* **OBJECTIVE**: Every entry below should be transcribed exactly; pictures stay out of the copy.
──────────────────────────────
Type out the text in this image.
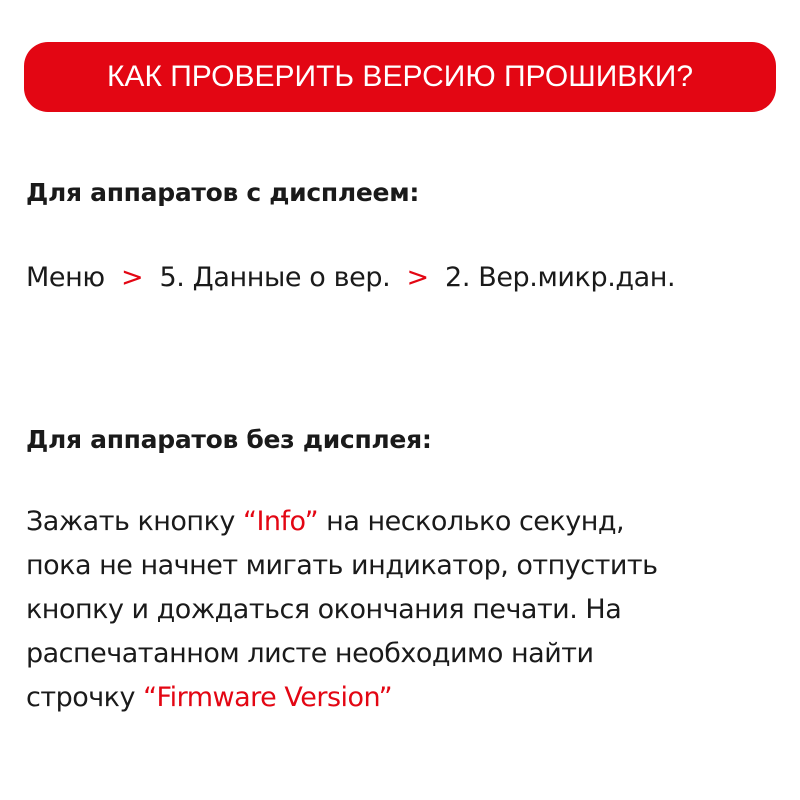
КАК ПРОВЕРИТЬ ВЕРСИЮ ПРОШИВКИ?
Для аппаратов с дисплеем:
Меню > 5. Данные о вер. > 2. Вер.микр.дан.
Для аппаратов без дисплея:
Зажать кнопку “Info” на несколько секунд,
пока не начнет мигать индикатор, отпустить
кнопку и дождаться окончания печати. На
распечатанном листе необходимо найти
строчку “Firmware Version”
──────────────────────────────
* **SOLUTION BELOW**:
Type out the text in this image.
КАК ПРОВЕРИТЬ ВЕРСИЮ ПРОШИВКИ?
Для аппаратов с дисплеем:
Меню > 5. Данные о вер. > 2. Вер.микр.дан.
Для аппаратов без дисплея:
Зажать кнопку “Info” на несколько секунд,
пока не начнет мигать индикатор, отпустить
кнопку и дождаться окончания печати. На
распечатанном листе необходимо найти
строчку “Firmware Version”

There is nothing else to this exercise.